[PROBLEM TO WORK ON] The records are set out below this line. Return exactly the lines from the one containing "Extract all readable text from this page." through the last, and exclude the pictures.

[DATASET EXCERPTS]
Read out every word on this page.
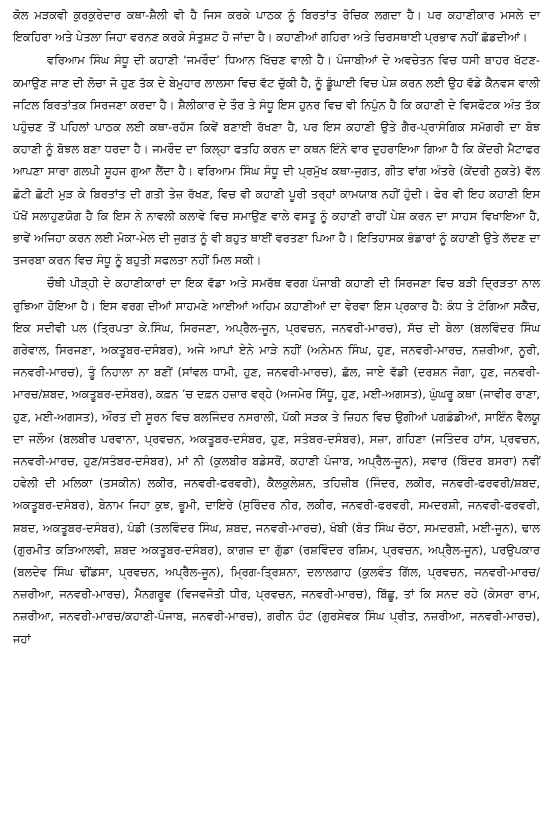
ਕੋਲ ਮੜਕਵੀ ਕੁਰਕੁਰੇਦਾਰ ਕਥਾ-ਸ਼ੈਲੀ ਵੀ ਹੈ ਜਿਸ ਕਰਕੇ ਪਾਠਕ ਨੂੰ ਬਿਰਤਾਂਤ ਰੋਚਿਕ ਲਗਦਾ ਹੈ। ਪਰ ਕਹਾਣੀਕਾਰ ਮਸਲੇ ਦਾ ਇਕਹਿਰਾ ਅਤੇ ਪੇਤਲਾ ਜਿਹਾ ਵਰਨਣ ਕਰਕੇ ਸੰਤੁਸ਼ਟ ਹੋ ਜਾਂਦਾ ਹੈ। ਕਹਾਣੀਆਂ ਗਹਿਰਾ ਅਤੇ ਚਿਰਸਥਾਈ ਪ੍ਰਭਾਵ ਨਹੀਂ ਛੱਡਦੀਆਂ।

ਵਰਿਆਮ ਸਿੰਘ ਸੰਧੂ ਦੀ ਕਹਾਣੀ ‘ਜਮਰੌਦ’ ਧਿਆਨ ਖਿੱਚਣ ਵਾਲੀ ਹੈ। ਪੰਜਾਬੀਆਂ ਦੇ ਅਵਚੇਤਨ ਵਿਚ ਧਸੀ ਬਾਹਰ ਖੱਟਣ-ਕਮਾਉਣ ਜਾਣ ਦੀ ਲੋਚਾ ਜੋ ਹੁਣ ਤੱਕ ਦੇ ਬੇਮੁਹਾਰ ਲਾਲਸਾ ਵਿਚ ਵੱਟ ਚੁੱਕੀ ਹੈ, ਨੂੰ ਡੂੰਘਾਈ ਵਿਚ ਪੇਸ਼ ਕਰਨ ਲਈ ਉਹ ਵੱਡੇ ਕੈਨਵਸ ਵਾਲੀ ਜਟਿਲ ਬਿਰਤਾਂਤਕ ਸਿਰਜਣਾ ਕਰਦਾ ਹੈ। ਸ਼ੈਲੀਕਾਰ ਦੇ ਤੌਰ ਤੇ ਸੰਧੂ ਇਸ ਹੁਨਰ ਵਿਚ ਵੀ ਨਿਪੁੰਨ ਹੈ ਕਿ ਕਹਾਣੀ ਦੇ ਵਿਸਫੋਟਕ ਅੰਤ ਤੱਕ ਪਹੁੰਚਣ ਤੋਂ ਪਹਿਲਾਂ ਪਾਠਕ ਲਈ ਕਥਾ-ਰਹੱਸ ਕਿਵੇਂ ਬਣਾਈ ਰੱਖਣਾ ਹੈ, ਪਰ ਇਸ ਕਹਾਣੀ ਉਤੇ ਗੈਰ-ਪ੍ਰਾਸੰਗਿਕ ਸਮੱਗਰੀ ਦਾ ਬੋਝ ਕਹਾਣੀ ਨੂੰ ਬੋਝਲ ਬਣਾ ਧਰਦਾ ਹੈ। ਜਮਰੌਦ ਦਾ ਕਿਲ੍ਹਾ ਫਤਹਿ ਕਰਨ ਦਾ ਕਥਨ ਇੰਨੇ ਵਾਰ ਦੁਹਰਾਇਆ ਗਿਆ ਹੈ ਕਿ ਕੇਂਦਰੀ ਮੈਟਾਫਰ ਆਪਣਾ ਸਾਰਾ ਗਲਪੀ ਸੂਹਜ ਗੁਆ ਲੈਂਦਾ ਹੈ। ਵਰਿਆਮ ਸਿੰਘ ਸੰਧੂ ਦੀ ਪ੍ਰਮੁੱਖ ਕਥਾ-ਜੁਗਤ, ਗੀਤ ਵਾਂਗ ਅੰਤਰੇ (ਕੇਂਦਰੀ ਨੁਕਤੇ) ਵੱਲ ਛੋਟੀ ਛੋਟੀ ਮੁੜ ਕੇ ਬਿਰਤਾਂਤ ਦੀ ਗਤੀ ਤੇਜ਼ ਰੱਖਣ, ਵਿਚ ਵੀ ਕਹਾਣੀ ਪੂਰੀ ਤਰ੍ਹਾਂ ਕਾਮਯਾਬ ਨਹੀਂ ਹੁੰਦੀ। ਫੇਰ ਵੀ ਇਹ ਕਹਾਣੀ ਇਸ ਪੱਖੋਂ ਸਲਾਹੁਣਯੋਗ ਹੈ ਕਿ ਇਸ ਨੇ ਨਾਵਲੀ ਕਲਾਵੇ ਵਿਚ ਸਮਾਉਣ ਵਾਲੇ ਵਸਤੂ ਨੂੰ ਕਹਾਣੀ ਰਾਹੀਂ ਪੇਸ਼ ਕਰਨ ਦਾ ਸਾਹਸ ਵਿਖਾਇਆ ਹੈ, ਭਾਵੇਂ ਅਜਿਹਾ ਕਰਨ ਲਈ ਮੋਕਾ-ਮੇਲ ਦੀ ਜੁਗਤ ਨੂੰ ਵੀ ਬਹੁਤ ਥਾਈਂ ਵਰਤਣਾ ਪਿਆ ਹੈ। ਇਤਿਹਾਸਕ ਭੰਡਾਰਾਂ ਨੂੰ ਕਹਾਣੀ ਉਤੇ ਲੱਦਣ ਦਾ ਤਜਰਬਾ ਕਰਨ ਵਿਚ ਸੰਧੂ ਨੂੰ ਬਹੁਤੀ ਸਫਲਤਾ ਨਹੀਂ ਮਿਲ ਸਕੀ।

ਚੌਥੀ ਪੀੜ੍ਹੀ ਦੇ ਕਹਾਣੀਕਾਰਾਂ ਦਾ ਇਕ ਵੱਡਾ ਅਤੇ ਸਮਰੱਥ ਵਰਗ ਪੰਜਾਬੀ ਕਹਾਣੀ ਦੀ ਸਿਰਜਣਾ ਵਿਚ ਬੜੀ ਦ੍ਰਿੜਤਾ ਨਾਲ ਰੁਝਿਆ ਹੋਇਆ ਹੈ। ਇਸ ਵਰਗ ਦੀਆਂ ਸਾਹਮਣੇ ਆਈਆਂ ਅਹਿਮ ਕਹਾਣੀਆਂ ਦਾ ਵੇਰਵਾ ਇਸ ਪ੍ਰਕਾਰ ਹੈ: ਕੰਧ ਤੇ ਟੰਗਿਆ ਸਕੈੱਚ, ਇਕ ਸਦੀਵੀ ਪਲ (ਤ੍ਰਿਪਤਾ ਕੇ.ਸਿੰਘ, ਸਿਰਜਣਾ, ਅਪ੍ਰੈਲ-ਜੂਨ, ਪ੍ਰਵਚਨ, ਜਨਵਰੀ-ਮਾਰਚ), ਸੱਚ ਦੀ ਬੇਲਾ (ਬਲਵਿੰਦਰ ਸਿੰਘ ਗਰੇਵਾਲ, ਸਿਰਜਣਾ, ਅਕਤੂਬਰ-ਦਸੰਬਰ), ਅਜੇ ਆਪਾਂ ਏਨੇ ਮਾੜੇ ਨਹੀਂ (ਅਨੇਮਨ ਸਿੰਘ, ਹੁਣ, ਜਨਵਰੀ-ਮਾਰਚ, ਨਜ਼ਰੀਆ, ਨੂਰੀ, ਜਨਵਰੀ-ਮਾਰਚ), ਤੂੰ ਨਿਹਾਲਾ ਨਾ ਬਣੀਂ (ਸਾਂਵਲ ਧਾਮੀ, ਹੁਣ, ਜਨਵਰੀ-ਮਾਰਚ), ਛੱਲ, ਜਾਏ ਵੱਡੀ (ਦਰਸ਼ਨ ਜੋਗਾ, ਹੁਣ, ਜਨਵਰੀ-ਮਾਰਚ/ਸ਼ਬਦ, ਅਕਤੂਬਰ-ਦਸੰਬਰ), ਕਫ਼ਨ ’ਚ ਦਫ਼ਨ ਹਜ਼ਾਰ ਵਰ੍ਹੇ (ਅਜਮੇਰ ਸਿੱਧੂ, ਹੁਣ, ਮਈ-ਅਗਸਤ), ਘੁੰਘਰੂ ਕਥਾ (ਜਾਵੀਰ ਰਾਣਾ, ਹੁਣ, ਮਈ-ਅਗਸਤ), ਔਰਤ ਦੀ ਸੂਰਨ ਵਿਚ ਬਲਜਿੰਦਰ ਨਸਰਾਲੀ, ਪੱਕੀ ਸੜਕ ਤੇ ਜ਼ਿਹਨ ਵਿਚ ਉਗੀਆਂ ਪਗਡੰਡੀਆਂ, ਸਾਇੰਨ ਵੈਲਯੂ ਦਾ ਜਲੌਅ (ਬਲਬੀਰ ਪਰਵਾਨਾ, ਪ੍ਰਵਚਨ, ਅਕਤੂਬਰ-ਦਸੰਬਰ, ਹੁਣ, ਸਤੰਬਰ-ਦਸੰਬਰ), ਸਜ਼ਾ, ਗਹਿਣਾ (ਜਤਿੰਦਰ ਹਾਂਸ, ਪ੍ਰਵਚਨ, ਜਨਵਰੀ-ਮਾਰਚ, ਹੁਣ/ਸਤੰਬਰ-ਦਸੰਬਰ), ਮਾਂ ਨੀ (ਕੁਲਬੀਰ ਬਡੇਸਰੋਂ, ਕਹਾਣੀ ਪੰਜਾਬ, ਅਪ੍ਰੈਲ-ਜੂਨ), ਸਵਾਰ (ਬਿੰਦਰ ਬਸਰਾ) ਨਵੀਂ ਹਵੇਲੀ ਦੀ ਮਲਿਕਾ (ਤਸਕੀਨ) ਲਕੀਰ, ਜਨਵਰੀ-ਫਰਵਰੀ), ਕੈਲਕੁਲੇਸ਼ਨ, ਤਹਿਜ਼ੀਬ (ਜਿੰਦਰ, ਲਕੀਰ, ਜਨਵਰੀ-ਫਰਵਰੀ/ਸ਼ਬਦ, ਅਕਤੂਬਰ-ਦਸੰਬਰ), ਬੇਨਾਮ ਜਿਹਾ ਕੁਝ, ਭੂਮੀ, ਦਾਇਰੇ (ਸੁਰਿੰਦਰ ਨੀਰ, ਲਕੀਰ, ਜਨਵਰੀ-ਫਰਵਰੀ, ਸਮਦਰਸ਼ੀ, ਜਨਵਰੀ-ਫਰਵਰੀ, ਸ਼ਬਦ, ਅਕਤੂਬਰ-ਦਸੰਬਰ), ਪੰਡੀ (ਤਲਵਿੰਦਰ ਸਿੰਘ, ਸ਼ਬਦ, ਜਨਵਰੀ-ਮਾਰਚ), ਖੰਬੀ (ਬੰਤ ਸਿੰਘ ਚੱਠਾ, ਸਮਦਰਸ਼ੀ, ਮਈ-ਜੂਨ), ਢਾਲ (ਗੁਰਮੀਤ ਕੜਿਆਲਵੀ, ਸ਼ਬਦ ਅਕਤੂਬਰ-ਦਸੰਬਰ), ਕਾਗਜ਼ ਦਾ ਗੁੱਡਾ (ਰਸ਼ਵਿੰਦਰ ਰਸ਼ਿਮ, ਪ੍ਰਵਚਨ, ਅਪ੍ਰੈਲ-ਜੂਨ), ਪਰਉਪਕਾਰ (ਬਲਦੇਵ ਸਿੰਘ ਢੀਂਡਸਾ, ਪ੍ਰਵਚਨ, ਅਪ੍ਰੈਲ-ਜੂਨ), ਮ੍ਰਿਗ-ਤ੍ਰਿਸ਼ਨਾ, ਦਲਾਲਗਾਹ (ਕੁਲਵੰਤ ਗਿੱਲ, ਪ੍ਰਵਚਨ, ਜਨਵਰੀ-ਮਾਰਚ/ਨਜ਼ਰੀਆ, ਜਨਵਰੀ-ਮਾਰਚ), ਮੈਨਗਰੂਵ (ਵਿਜਵਜੋਤੀ ਧੀਰ, ਪ੍ਰਵਚਨ, ਜਨਵਰੀ-ਮਾਰਚ), ਬਿੱਛੂ, ਤਾਂ ਕਿ ਸਨਦ ਰਹੇ (ਕੇਸਰਾ ਰਾਮ, ਨਜ਼ਰੀਆ, ਜਨਵਰੀ-ਮਾਰਚ/ਕਹਾਣੀ-ਪੰਜਾਬ, ਜਨਵਰੀ-ਮਾਰਚ), ਗਰੀਨ ਹੰਟ (ਗੁਰਸੇਵਕ ਸਿੰਘ ਪ੍ਰੀਤ, ਨਜ਼ਰੀਆ, ਜਨਵਰੀ-ਮਾਰਚ), ਜਹਾਂ
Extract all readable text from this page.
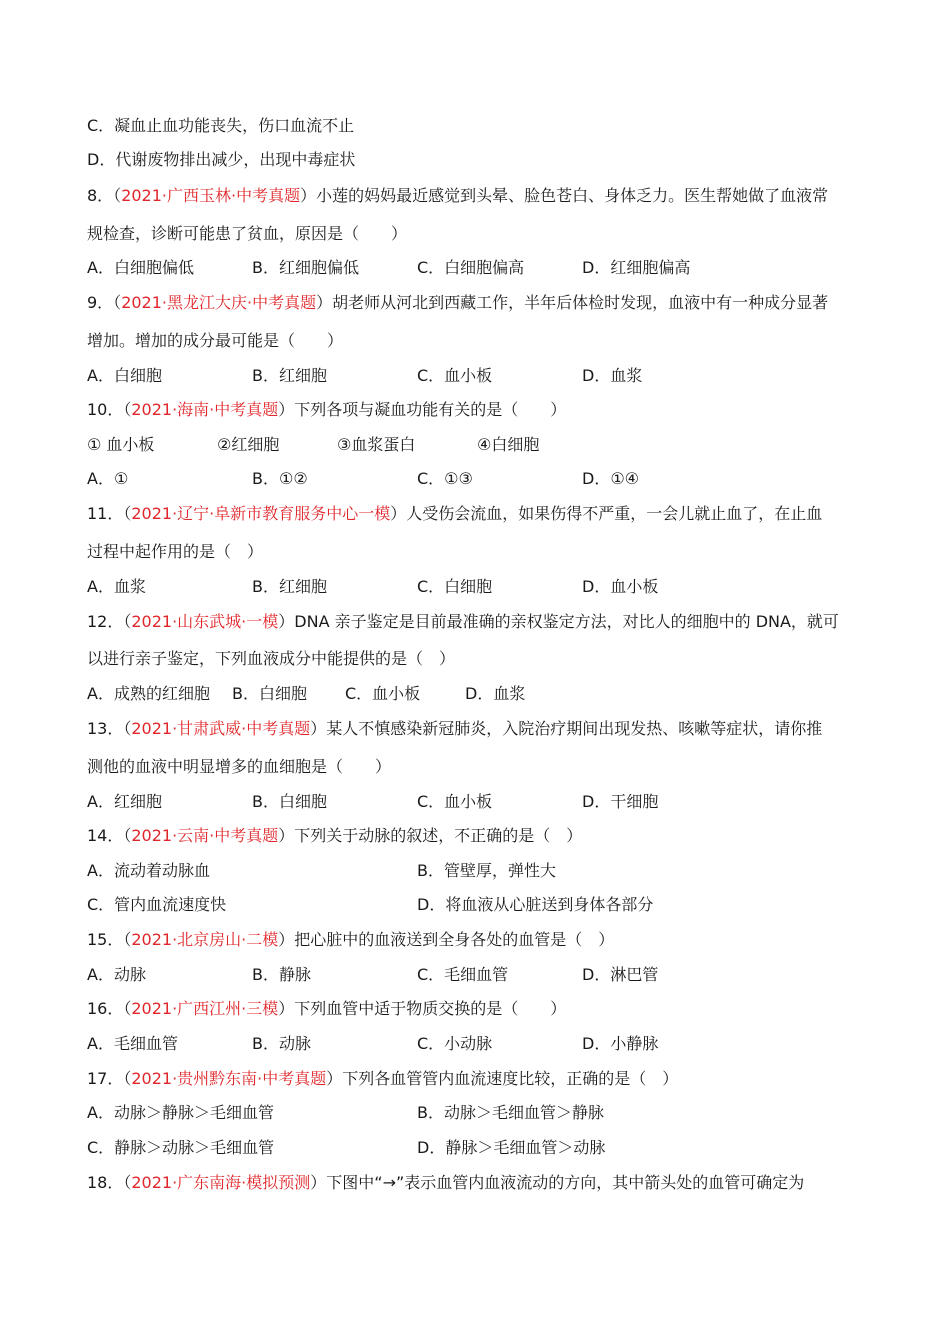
C．凝血止血功能丧失，伤口血流不止
D．代谢废物排出减少，出现中毒症状
8．（2021·广西玉林·中考真题）小莲的妈妈最近感觉到头晕、脸色苍白、身体乏力。医生帮她做了血液常
规检查，诊断可能患了贫血，原因是（　　）
A．白细胞偏低	B．红细胞偏低	C．白细胞偏高	D．红细胞偏高
9．（2021·黑龙江大庆·中考真题）胡老师从河北到西藏工作，半年后体检时发现，血液中有一种成分显著
增加。增加的成分最可能是（　　）
A．白细胞	B．红细胞	C．血小板	D．血浆
10．（2021·海南·中考真题）下列各项与凝血功能有关的是（　　）
① 血小板	②红细胞	③血浆蛋白	④白细胞
A．①	B．①②	C．①③	D．①④
11．（2021·辽宁·阜新市教育服务中心一模）人受伤会流血，如果伤得不严重，一会儿就止血了，在止血
过程中起作用的是（　）
A．血浆	B．红细胞	C．白细胞	D．血小板
12．（2021·山东武城·一模）DNA 亲子鉴定是目前最准确的亲权鉴定方法，对比人的细胞中的 DNA，就可
以进行亲子鉴定，下列血液成分中能提供的是（　）
A．成熟的红细胞 B．白细胞 C．血小板	D．血浆
13．（2021·甘肃武威·中考真题）某人不慎感染新冠肺炎，入院治疗期间出现发热、咳嗽等症状，请你推
测他的血液中明显增多的血细胞是（　　）
A．红细胞	B．白细胞	C．血小板	D．干细胞
14．（2021·云南·中考真题）下列关于动脉的叙述，不正确的是（　）
A．流动着动脉血	B．管壁厚，弹性大
C．管内血流速度快	D．将血液从心脏送到身体各部分
15．（2021·北京房山·二模）把心脏中的血液送到全身各处的血管是（　）
A．动脉	B．静脉	C．毛细血管	D．淋巴管
16．（2021·广西江州·三模）下列血管中适于物质交换的是（　　）
A．毛细血管	B．动脉	C．小动脉	D．小静脉
17．（2021·贵州黔东南·中考真题）下列各血管管内血流速度比较，正确的是（　）
A．动脉＞静脉＞毛细血管	B．动脉＞毛细血管＞静脉
C．静脉＞动脉＞毛细血管	D．静脉＞毛细血管＞动脉
18．（2021·广东南海·模拟预测）下图中“→”表示血管内血液流动的方向，其中箭头处的血管可确定为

[SOLUTION TO THIS TASK]
Extract all readable text from this page.
C．凝血止血功能丧失，伤口血流不止
D．代谢废物排出减少，出现中毒症状
8．（2021·广西玉林·中考真题）小莲的妈妈最近感觉到头晕、脸色苍白、身体乏力。医生帮她做了血液常
规检查，诊断可能患了贫血，原因是（　　）
A．白细胞偏低	B．红细胞偏低	C．白细胞偏高	D．红细胞偏高
9．（2021·黑龙江大庆·中考真题）胡老师从河北到西藏工作，半年后体检时发现，血液中有一种成分显著
增加。增加的成分最可能是（　　）
A．白细胞	B．红细胞	C．血小板	D．血浆
10．（2021·海南·中考真题）下列各项与凝血功能有关的是（　　）
① 血小板	②红细胞	③血浆蛋白	④白细胞
A．①	B．①②	C．①③	D．①④
11．（2021·辽宁·阜新市教育服务中心一模）人受伤会流血，如果伤得不严重，一会儿就止血了，在止血
过程中起作用的是（　）
A．血浆	B．红细胞	C．白细胞	D．血小板
12．（2021·山东武城·一模）DNA 亲子鉴定是目前最准确的亲权鉴定方法，对比人的细胞中的 DNA，就可
以进行亲子鉴定，下列血液成分中能提供的是（　）
A．成熟的红细胞 B．白细胞 C．血小板	D．血浆
13．（2021·甘肃武威·中考真题）某人不慎感染新冠肺炎，入院治疗期间出现发热、咳嗽等症状，请你推
测他的血液中明显增多的血细胞是（　　）
A．红细胞	B．白细胞	C．血小板	D．干细胞
14．（2021·云南·中考真题）下列关于动脉的叙述，不正确的是（　）
A．流动着动脉血	B．管壁厚，弹性大
C．管内血流速度快	D．将血液从心脏送到身体各部分
15．（2021·北京房山·二模）把心脏中的血液送到全身各处的血管是（　）
A．动脉	B．静脉	C．毛细血管	D．淋巴管
16．（2021·广西江州·三模）下列血管中适于物质交换的是（　　）
A．毛细血管	B．动脉	C．小动脉	D．小静脉
17．（2021·贵州黔东南·中考真题）下列各血管管内血流速度比较，正确的是（　）
A．动脉＞静脉＞毛细血管	B．动脉＞毛细血管＞静脉
C．静脉＞动脉＞毛细血管	D．静脉＞毛细血管＞动脉
18．（2021·广东南海·模拟预测）下图中“→”表示血管内血液流动的方向，其中箭头处的血管可确定为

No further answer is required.